_WRITTEN REQUEST_. Look for "课题申报" in each line of the entries, and return the matching lines.

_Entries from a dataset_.
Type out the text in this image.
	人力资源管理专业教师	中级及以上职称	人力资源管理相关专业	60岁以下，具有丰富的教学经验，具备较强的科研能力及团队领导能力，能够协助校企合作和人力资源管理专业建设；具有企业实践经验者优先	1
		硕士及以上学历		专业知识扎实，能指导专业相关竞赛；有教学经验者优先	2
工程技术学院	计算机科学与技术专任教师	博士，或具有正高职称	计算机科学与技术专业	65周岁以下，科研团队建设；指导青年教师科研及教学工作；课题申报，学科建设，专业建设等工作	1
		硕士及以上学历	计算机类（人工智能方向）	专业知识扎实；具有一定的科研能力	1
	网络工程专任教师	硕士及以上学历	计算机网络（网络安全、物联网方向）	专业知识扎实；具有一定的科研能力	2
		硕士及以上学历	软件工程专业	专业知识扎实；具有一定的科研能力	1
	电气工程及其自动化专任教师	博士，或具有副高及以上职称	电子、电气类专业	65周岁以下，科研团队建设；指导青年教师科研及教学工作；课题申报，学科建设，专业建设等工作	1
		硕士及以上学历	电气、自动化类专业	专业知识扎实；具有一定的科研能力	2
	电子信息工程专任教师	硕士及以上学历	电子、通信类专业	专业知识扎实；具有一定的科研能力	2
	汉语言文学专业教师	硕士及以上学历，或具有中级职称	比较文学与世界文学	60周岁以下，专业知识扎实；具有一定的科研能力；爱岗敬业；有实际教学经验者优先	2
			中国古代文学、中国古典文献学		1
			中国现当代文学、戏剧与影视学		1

_RESPONSE TO THE TASK_.
工程技术学院	计算机科学与技术专任教师	博士，或具有正高职称	计算机科学与技术专业	65周岁以下，科研团队建设；指导青年教师科研及教学工作；课题申报，学科建设，专业建设等工作	1
	电气工程及其自动化专任教师	博士，或具有副高及以上职称	电子、电气类专业	65周岁以下，科研团队建设；指导青年教师科研及教学工作；课题申报，学科建设，专业建设等工作	1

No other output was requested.